What needs to be done:
Would you restate all the data that follows, word for word?
···
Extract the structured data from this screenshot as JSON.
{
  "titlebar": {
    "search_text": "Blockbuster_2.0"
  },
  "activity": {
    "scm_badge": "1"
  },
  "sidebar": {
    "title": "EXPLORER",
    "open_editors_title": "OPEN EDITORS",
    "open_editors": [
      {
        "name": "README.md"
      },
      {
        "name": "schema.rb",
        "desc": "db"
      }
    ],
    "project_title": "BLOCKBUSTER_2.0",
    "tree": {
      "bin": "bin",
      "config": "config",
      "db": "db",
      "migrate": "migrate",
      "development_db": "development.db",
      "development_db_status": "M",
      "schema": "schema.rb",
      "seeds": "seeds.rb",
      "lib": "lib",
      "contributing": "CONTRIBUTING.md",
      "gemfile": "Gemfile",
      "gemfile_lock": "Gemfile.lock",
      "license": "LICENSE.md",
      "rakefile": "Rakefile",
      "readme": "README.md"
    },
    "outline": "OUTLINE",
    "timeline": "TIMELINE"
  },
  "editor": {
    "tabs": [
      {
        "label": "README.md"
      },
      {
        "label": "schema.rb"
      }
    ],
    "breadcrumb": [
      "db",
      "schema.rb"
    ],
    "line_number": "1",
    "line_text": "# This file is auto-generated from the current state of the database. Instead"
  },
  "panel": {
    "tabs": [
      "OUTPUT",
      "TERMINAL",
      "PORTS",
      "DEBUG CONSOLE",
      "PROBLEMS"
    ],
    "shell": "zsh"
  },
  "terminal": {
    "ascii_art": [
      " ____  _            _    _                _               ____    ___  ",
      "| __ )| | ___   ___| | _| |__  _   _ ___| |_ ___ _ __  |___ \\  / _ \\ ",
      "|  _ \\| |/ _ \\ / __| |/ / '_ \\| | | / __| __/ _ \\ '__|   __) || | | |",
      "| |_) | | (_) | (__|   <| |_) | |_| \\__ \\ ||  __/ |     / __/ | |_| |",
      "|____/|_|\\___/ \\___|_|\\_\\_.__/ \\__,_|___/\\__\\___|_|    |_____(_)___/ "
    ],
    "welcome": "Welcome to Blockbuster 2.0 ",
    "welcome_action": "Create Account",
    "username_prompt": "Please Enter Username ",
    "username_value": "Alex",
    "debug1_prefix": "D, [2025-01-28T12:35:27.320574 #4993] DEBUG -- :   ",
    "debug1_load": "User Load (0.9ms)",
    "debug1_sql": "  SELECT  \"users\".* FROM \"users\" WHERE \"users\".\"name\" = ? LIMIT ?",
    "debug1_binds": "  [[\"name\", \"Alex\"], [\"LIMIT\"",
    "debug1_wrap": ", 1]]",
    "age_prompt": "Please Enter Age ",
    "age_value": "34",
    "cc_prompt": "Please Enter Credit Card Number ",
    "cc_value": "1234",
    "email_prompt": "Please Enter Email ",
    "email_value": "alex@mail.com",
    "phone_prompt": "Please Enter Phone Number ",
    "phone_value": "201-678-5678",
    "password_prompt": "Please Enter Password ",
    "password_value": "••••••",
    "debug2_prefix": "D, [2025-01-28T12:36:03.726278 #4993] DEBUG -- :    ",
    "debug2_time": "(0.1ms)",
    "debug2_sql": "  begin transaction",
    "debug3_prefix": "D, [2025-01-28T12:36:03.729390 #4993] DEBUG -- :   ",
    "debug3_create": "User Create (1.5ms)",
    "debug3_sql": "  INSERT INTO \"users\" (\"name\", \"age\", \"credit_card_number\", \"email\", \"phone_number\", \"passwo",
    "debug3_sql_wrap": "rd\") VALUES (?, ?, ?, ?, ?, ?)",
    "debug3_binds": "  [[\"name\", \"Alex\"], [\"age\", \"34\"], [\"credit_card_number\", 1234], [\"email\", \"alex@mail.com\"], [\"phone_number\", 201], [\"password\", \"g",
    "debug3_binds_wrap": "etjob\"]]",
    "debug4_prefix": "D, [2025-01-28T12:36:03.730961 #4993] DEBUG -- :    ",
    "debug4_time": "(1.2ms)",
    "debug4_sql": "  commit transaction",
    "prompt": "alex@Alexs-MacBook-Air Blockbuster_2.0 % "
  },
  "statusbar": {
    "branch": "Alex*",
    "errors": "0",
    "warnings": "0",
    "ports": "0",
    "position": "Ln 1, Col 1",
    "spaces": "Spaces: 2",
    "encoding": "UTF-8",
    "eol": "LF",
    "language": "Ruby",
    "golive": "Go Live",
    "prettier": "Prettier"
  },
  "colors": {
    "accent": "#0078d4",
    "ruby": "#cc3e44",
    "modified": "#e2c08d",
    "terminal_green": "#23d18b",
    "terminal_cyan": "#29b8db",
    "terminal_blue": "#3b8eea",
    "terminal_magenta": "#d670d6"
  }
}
···
Task output:
Extract the structured data from this screenshot as JSON.
{
  "titlebar": {
    "search_text": "Blockbuster_2.0"
  },
  "activity": {
    "scm_badge": "1"
  },
  "sidebar": {
    "title": "EXPLORER",
    "open_editors_title": "OPEN EDITORS",
    "open_editors": [
      {
        "name": "README.md"
      },
      {
        "name": "schema.rb",
        "desc": "db"
      }
    ],
    "project_title": "BLOCKBUSTER_2.0",
    "tree": {
      "bin": "bin",
      "config": "config",
      "db": "db",
      "migrate": "migrate",
      "development_db": "development.db",
      "development_db_status": "M",
      "schema": "schema.rb",
      "seeds": "seeds.rb",
      "lib": "lib",
      "contributing": "CONTRIBUTING.md",
      "gemfile": "Gemfile",
      "gemfile_lock": "Gemfile.lock",
      "license": "LICENSE.md",
      "rakefile": "Rakefile",
      "readme": "README.md"
    },
    "outline": "OUTLINE",
    "timeline": "TIMELINE"
  },
  "editor": {
    "tabs": [
      {
        "label": "README.md"
      },
      {
        "label": "schema.rb"
      }
    ],
    "breadcrumb": [
      "db",
      "schema.rb"
    ],
    "line_number": "1",
    "line_text": "# This file is auto-generated from the current state of the database. Instead"
  },
  "panel": {
    "tabs": [
      "OUTPUT",
      "TERMINAL",
      "PORTS",
      "DEBUG CONSOLE",
      "PROBLEMS"
    ],
    "shell": "zsh"
  },
  "terminal": {
    "ascii_art": [
      " ____  _            _    _                _               ____    ___  ",
      "| __ )| | ___   ___| | _| |__  _   _ ___| |_ ___ _ __  |___ \\  / _ \\ ",
      "|  _ \\| |/ _ \\ / __| |/ / '_ \\| | | / __| __/ _ \\ '__|   __) || | | |",
      "| |_) | | (_) | (__|   <| |_) | |_| \\__ \\ ||  __/ |     / __/ | |_| |",
      "|____/|_|\\___/ \\___|_|\\_\\_.__/ \\__,_|___/\\__\\___|_|    |_____(_)___/ "
    ],
    "welcome": "Welcome to Blockbuster 2.0 ",
    "welcome_action": "Create Account",
    "username_prompt": "Please Enter Username ",
    "username_value": "Alex",
    "debug1_prefix": "D, [2025-01-28T12:35:27.320574 #4993] DEBUG -- :   ",
    "debug1_load": "User Load (0.9ms)",
    "debug1_sql": "  SELECT  \"users\".* FROM \"users\" WHERE \"users\".\"name\" = ? LIMIT ?",
    "debug1_binds": "  [[\"name\", \"Alex\"], [\"LIMIT\"",
    "debug1_wrap": ", 1]]",
    "age_prompt": "Please Enter Age ",
    "age_value": "34",
    "cc_prompt": "Please Enter Credit Card Number ",
    "cc_value": "1234",
    "email_prompt": "Please Enter Email ",
    "email_value": "alex@mail.com",
    "phone_prompt": "Please Enter Phone Number ",
    "phone_value": "201-678-5678",
    "password_prompt": "Please Enter Password ",
    "password_value": "••••••",
    "debug2_prefix": "D, [2025-01-28T12:36:03.726278 #4993] DEBUG -- :    ",
    "debug2_time": "(0.1ms)",
    "debug2_sql": "  begin transaction",
    "debug3_prefix": "D, [2025-01-28T12:36:03.729390 #4993] DEBUG -- :   ",
    "debug3_create": "User Create (1.5ms)",
    "debug3_sql": "  INSERT INTO \"users\" (\"name\", \"age\", \"credit_card_number\", \"email\", \"phone_number\", \"passwo",
    "debug3_sql_wrap": "rd\") VALUES (?, ?, ?, ?, ?, ?)",
    "debug3_binds": "  [[\"name\", \"Alex\"], [\"age\", \"34\"], [\"credit_card_number\", 1234], [\"email\", \"alex@mail.com\"], [\"phone_number\", 201], [\"password\", \"g",
    "debug3_binds_wrap": "etjob\"]]",
    "debug4_prefix": "D, [2025-01-28T12:36:03.730961 #4993] DEBUG -- :    ",
    "debug4_time": "(1.2ms)",
    "debug4_sql": "  commit transaction",
    "prompt": "alex@Alexs-MacBook-Air Blockbuster_2.0 % "
  },
  "statusbar": {
    "branch": "Alex*",
    "errors": "0",
    "warnings": "0",
    "ports": "0",
    "position": "Ln 1, Col 1",
    "spaces": "Spaces: 2",
    "encoding": "UTF-8",
    "eol": "LF",
    "language": "Ruby",
    "golive": "Go Live",
    "prettier": "Prettier"
  },
  "colors": {
    "accent": "#0078d4",
    "ruby": "#cc3e44",
    "modified": "#e2c08d",
    "terminal_green": "#23d18b",
    "terminal_cyan": "#29b8db",
    "terminal_blue": "#3b8eea",
    "terminal_magenta": "#d670d6"
  }
}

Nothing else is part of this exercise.